Check your understanding
1. Translate this sentence from the excerpt on the Welsh Ministers v PJ ruling into Spanish: "There was no power to impose medical treatment on a community patient who had the capacity to consent to it and did not consent."
2. Write a few more sentences of the excerpt on the Welsh Ministers v PJ ruling, starting right after its final sentence.

Text excerpt
^^^^

The conditions in a CTO are imposed by a patient’s responsible clinician without judicial input.

In Welsh Ministers v PJ [2018] UKSC 66 September 2011 the appellant, PJ, was discharged from hospital subject to a CTO, which required him to reside in a care home subject to close supervision, from which his absences were either escorted or subject to strict limits as to time, purpose and place.

Before the Mental Health Review Tribunal (MHRT), PJ argued that the arrangements under the CTO amounted to an unlawful deprivation of his liberty and he should therefore be discharged from it.

The MHRT held that they did not but, even if they had, the need for a CTO took precedence over any human rights issues.

The Upper Tribunal held that this approach was wrong, but the Court of Appeal concluded that by necessary implication the MHA permitted such conditions in a CTO. It also held that the MHRT had no power to discharge the CTO even if its terms meant that the patient was unlawfully deprived of his liberty.

The Supreme Court unanimously allowed the appeal.

Lady Hale, with whom the other judges agreed, said none of the elaborate provisions in the MHA authorising the detention of patients and their recapture if they escape or go absent applied to a community patient.

There was no power to impose medical treatment on a community patient who had the capacity to consent to it and did not consent.

There were no sanctions for failing to comply with the conditions in a CTO, Lady Hale noted, but a patient might be recalled to hospital if he breached certain conditions, or if he required medical treatment and there would otherwise be a risk to his health or safety, or that of others.

The Welsh Ministers argued that as any conditions imposed in a CTO could not be enforced they could not therefore deprive a patient of his liberty.

Lady Hale said this was indeed the legal effect of a CTO, but it did not mean that a patient had not in fact been deprived of his liberty. The focus was always on his concrete situation created by the conditions. The fact that the purpose of the deprivation was to enhance rather than curtail the patient’s freedom did not affect this assessment.

It was common ground that there was no express power in s17B(2) to impose conditions which have the effect of depriving a community patient of his liberty.

Lady Hale said it was a fundamental principle of statutory construction that a power expressed in general words should not be construed to interfere with fundamental rights such as the right to liberty of the person.

^^^^

Document layout detection data
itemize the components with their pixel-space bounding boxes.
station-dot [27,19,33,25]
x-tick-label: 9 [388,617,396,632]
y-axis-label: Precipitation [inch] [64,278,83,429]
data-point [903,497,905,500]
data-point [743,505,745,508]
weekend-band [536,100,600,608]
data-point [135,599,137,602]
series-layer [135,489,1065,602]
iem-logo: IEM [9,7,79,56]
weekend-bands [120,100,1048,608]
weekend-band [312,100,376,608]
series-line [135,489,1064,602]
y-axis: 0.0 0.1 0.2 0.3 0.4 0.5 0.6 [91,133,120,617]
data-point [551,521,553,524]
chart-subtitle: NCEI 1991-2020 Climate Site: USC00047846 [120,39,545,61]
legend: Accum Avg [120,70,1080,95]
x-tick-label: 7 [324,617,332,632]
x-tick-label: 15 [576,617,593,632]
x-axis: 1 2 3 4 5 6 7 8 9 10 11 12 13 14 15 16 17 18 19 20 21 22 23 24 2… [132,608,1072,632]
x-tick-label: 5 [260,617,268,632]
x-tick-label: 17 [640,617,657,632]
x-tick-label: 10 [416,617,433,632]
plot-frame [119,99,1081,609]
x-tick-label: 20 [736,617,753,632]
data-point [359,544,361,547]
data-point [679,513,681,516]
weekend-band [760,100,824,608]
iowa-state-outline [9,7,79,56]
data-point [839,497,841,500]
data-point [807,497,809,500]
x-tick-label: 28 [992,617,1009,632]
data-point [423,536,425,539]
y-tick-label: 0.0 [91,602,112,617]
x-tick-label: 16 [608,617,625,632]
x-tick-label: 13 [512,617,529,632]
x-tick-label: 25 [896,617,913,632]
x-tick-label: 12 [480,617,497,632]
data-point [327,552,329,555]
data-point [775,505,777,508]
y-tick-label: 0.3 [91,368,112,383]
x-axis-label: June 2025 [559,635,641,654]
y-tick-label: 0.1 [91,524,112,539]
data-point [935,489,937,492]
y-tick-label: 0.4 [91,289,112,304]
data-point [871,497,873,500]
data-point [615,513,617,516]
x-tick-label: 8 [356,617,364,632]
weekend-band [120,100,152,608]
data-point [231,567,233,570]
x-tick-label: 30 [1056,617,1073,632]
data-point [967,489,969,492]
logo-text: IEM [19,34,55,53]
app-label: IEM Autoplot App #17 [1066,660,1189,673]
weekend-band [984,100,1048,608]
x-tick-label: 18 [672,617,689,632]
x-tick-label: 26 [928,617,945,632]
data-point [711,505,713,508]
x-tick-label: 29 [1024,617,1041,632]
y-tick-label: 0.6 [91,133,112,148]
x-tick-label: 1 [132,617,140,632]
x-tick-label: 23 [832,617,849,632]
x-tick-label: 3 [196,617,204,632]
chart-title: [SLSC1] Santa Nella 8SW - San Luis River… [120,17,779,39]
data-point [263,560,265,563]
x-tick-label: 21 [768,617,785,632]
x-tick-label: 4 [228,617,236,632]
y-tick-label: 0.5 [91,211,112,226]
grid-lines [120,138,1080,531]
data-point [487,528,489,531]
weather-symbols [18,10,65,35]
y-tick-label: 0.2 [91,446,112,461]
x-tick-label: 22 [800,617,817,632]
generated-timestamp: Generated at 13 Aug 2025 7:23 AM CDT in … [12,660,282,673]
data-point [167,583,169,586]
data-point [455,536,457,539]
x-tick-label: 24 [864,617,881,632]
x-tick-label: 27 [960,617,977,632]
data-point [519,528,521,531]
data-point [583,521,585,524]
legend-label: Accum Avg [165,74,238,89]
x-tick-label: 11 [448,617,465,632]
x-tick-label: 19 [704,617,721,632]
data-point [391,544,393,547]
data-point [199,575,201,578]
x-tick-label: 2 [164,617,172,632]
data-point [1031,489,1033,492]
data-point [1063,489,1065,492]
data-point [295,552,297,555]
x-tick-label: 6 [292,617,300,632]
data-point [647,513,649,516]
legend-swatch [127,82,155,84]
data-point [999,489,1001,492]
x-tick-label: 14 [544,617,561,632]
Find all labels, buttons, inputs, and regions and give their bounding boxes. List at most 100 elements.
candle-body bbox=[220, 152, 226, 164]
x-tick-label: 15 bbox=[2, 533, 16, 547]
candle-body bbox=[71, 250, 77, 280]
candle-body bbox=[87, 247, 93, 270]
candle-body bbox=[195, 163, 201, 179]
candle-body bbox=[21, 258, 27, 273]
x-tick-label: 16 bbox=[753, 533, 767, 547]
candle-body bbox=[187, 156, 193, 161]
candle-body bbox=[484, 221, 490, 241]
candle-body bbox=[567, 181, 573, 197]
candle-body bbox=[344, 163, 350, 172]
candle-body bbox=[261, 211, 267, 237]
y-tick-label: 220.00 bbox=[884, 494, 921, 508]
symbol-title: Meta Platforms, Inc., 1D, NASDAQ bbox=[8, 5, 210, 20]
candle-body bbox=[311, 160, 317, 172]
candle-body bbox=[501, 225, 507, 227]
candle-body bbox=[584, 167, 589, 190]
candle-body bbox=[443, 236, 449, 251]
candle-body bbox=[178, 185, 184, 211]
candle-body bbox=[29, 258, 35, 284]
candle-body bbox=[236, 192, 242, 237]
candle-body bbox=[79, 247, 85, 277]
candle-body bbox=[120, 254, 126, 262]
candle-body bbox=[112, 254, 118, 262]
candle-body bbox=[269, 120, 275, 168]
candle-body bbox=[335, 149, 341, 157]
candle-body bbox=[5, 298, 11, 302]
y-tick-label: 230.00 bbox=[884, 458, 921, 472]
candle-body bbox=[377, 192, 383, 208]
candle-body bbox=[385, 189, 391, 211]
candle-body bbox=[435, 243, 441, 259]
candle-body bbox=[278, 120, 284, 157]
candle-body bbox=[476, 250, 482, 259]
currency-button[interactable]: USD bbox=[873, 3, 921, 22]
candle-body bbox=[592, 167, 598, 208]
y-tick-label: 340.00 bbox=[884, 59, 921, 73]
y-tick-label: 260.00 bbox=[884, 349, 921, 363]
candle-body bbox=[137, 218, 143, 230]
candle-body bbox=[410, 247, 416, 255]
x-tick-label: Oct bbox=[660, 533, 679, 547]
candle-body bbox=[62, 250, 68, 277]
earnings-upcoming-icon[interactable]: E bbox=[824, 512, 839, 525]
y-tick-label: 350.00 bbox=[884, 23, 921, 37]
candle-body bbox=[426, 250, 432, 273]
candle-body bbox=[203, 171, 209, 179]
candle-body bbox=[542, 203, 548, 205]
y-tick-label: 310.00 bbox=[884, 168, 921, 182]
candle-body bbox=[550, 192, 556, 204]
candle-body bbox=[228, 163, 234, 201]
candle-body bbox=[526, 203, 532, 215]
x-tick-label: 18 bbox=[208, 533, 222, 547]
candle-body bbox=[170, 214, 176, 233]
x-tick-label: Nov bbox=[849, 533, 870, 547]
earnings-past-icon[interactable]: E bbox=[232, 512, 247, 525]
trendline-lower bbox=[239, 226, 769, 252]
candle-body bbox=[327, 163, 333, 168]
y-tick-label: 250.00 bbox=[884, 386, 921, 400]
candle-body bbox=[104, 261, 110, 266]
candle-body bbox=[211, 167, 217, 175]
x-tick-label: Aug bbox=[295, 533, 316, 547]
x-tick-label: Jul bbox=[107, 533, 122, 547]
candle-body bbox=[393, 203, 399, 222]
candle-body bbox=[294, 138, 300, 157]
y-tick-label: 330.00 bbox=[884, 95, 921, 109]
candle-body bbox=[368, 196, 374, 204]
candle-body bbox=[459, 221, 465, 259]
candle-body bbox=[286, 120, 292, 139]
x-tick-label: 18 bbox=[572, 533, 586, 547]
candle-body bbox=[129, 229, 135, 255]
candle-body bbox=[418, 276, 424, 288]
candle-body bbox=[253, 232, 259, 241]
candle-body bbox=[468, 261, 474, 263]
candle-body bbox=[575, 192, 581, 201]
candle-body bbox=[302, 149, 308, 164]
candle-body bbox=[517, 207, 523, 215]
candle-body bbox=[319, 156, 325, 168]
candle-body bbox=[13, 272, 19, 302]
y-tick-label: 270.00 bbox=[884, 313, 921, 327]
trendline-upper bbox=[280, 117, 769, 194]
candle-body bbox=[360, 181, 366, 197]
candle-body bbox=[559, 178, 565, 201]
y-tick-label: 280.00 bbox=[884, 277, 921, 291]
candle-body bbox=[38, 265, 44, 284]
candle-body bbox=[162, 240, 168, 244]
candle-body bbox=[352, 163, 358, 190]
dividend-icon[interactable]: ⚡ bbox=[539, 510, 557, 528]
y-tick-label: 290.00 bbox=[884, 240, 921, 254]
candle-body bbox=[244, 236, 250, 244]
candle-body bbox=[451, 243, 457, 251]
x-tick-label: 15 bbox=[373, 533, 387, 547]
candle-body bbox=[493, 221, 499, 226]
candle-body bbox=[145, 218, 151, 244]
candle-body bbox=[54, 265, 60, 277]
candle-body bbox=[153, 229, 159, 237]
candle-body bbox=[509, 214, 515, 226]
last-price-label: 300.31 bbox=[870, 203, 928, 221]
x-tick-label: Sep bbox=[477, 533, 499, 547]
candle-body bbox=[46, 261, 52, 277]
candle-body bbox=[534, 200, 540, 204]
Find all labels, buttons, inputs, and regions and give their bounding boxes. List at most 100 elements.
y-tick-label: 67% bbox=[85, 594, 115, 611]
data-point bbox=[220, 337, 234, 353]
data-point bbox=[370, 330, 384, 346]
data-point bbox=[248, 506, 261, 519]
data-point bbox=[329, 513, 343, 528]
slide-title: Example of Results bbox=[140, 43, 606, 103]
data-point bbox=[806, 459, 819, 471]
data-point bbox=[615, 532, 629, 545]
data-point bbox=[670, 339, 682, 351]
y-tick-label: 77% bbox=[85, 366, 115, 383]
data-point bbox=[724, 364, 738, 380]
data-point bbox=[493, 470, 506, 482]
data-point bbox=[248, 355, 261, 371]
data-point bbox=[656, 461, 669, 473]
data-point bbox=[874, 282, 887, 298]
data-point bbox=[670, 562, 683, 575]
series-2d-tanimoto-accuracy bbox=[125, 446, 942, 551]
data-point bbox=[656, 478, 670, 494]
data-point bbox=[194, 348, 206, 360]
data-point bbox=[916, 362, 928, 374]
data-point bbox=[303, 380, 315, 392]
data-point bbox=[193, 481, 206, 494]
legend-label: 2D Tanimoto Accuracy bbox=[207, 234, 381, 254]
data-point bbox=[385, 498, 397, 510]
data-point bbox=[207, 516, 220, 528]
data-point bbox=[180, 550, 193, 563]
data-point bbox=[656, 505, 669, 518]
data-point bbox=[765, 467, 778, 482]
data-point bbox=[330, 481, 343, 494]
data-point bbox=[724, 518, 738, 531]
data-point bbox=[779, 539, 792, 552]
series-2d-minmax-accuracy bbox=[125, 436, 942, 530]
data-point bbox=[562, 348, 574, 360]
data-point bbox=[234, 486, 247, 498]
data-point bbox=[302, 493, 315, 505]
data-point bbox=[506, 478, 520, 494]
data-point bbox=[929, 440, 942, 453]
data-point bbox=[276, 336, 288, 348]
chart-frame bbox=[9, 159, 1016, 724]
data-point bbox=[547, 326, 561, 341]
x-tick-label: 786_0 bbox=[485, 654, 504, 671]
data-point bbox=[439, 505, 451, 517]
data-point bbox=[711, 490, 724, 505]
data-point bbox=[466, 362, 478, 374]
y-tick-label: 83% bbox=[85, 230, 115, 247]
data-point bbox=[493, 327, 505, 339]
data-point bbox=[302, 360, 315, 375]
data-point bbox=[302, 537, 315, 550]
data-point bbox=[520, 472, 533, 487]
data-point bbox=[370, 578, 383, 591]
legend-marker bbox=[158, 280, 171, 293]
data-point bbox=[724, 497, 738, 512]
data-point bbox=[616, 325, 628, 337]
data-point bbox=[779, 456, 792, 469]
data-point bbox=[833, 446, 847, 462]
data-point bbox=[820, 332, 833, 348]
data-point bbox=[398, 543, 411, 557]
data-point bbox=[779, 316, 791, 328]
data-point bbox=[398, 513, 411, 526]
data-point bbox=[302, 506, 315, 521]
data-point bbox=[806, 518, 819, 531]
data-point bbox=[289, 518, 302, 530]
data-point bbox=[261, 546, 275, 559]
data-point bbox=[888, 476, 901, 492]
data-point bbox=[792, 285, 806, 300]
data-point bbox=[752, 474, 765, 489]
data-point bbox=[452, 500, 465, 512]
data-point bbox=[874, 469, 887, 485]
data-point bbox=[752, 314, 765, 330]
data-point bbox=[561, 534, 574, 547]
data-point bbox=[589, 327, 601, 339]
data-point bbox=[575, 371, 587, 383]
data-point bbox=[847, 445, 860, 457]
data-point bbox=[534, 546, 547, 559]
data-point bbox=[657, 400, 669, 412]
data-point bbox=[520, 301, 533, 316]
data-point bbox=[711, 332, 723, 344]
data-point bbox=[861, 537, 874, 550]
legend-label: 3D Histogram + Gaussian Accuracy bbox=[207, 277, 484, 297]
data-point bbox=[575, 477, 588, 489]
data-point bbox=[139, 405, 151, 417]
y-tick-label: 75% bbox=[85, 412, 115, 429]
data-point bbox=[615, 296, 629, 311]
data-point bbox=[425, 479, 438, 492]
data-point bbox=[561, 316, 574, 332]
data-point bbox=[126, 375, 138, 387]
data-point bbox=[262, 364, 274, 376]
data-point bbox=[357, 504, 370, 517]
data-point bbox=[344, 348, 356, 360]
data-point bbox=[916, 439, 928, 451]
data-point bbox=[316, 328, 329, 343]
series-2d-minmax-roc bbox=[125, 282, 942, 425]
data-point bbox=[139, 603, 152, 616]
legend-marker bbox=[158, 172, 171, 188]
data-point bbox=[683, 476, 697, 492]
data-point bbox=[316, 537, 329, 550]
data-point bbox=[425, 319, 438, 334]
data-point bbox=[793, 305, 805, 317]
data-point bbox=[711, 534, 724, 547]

^^^^

Results of the tasks
1. No existía ninguna facultad para imponer tratamiento médico a un paciente comunitario que tuviera capacidad para consentirlo y no lo consintiera.

2.
The test for a necessary implication was a strict one and there was no reason to suppose that Parliament would have included such a power in the MHA had it been thought of, the Supreme Court President said.

A strong indication to the contrary was the fact that CTO conditions cannot compel a patient to take his medication; and the lack of detailed rules which the MHA would have provided had detention in a place outside hospital been contemplated, Lady Hale said.

She added that if the MHRT found on the facts that a community patient was being deprived of his liberty, it had no power to revoke or vary the conditions. The question therefore arose as to whether it should exercise its only power under the MHA to discharge the patient, or whether the patient must challenge his unlawful detention in an action for judicial review.

The Supreme Court President said that problem was more theoretical than real for two reasons.

First, although the MHRT had no jurisdiction over the conditions of treatment and detention in hospital, these could be relevant as to whether the statutory criteria for detention were made out; and the patient’s actual situation might well be relevant to whether the criteria for the CTO were made out.

If, however, the patient needed to challenge his unlawful detention under a CTO other than by his right to make periodic applications to the MHRT, his remedy was either habeas corpus or judicial review.

Second, a conscientious responsible clinician could be expected not to impose conditions which the Supreme Court’s judgment made clear were not permitted in a CTO, and this was reinforced by the duties to provide information to a patient and (usually) his nearest relative about the effect of a CTO.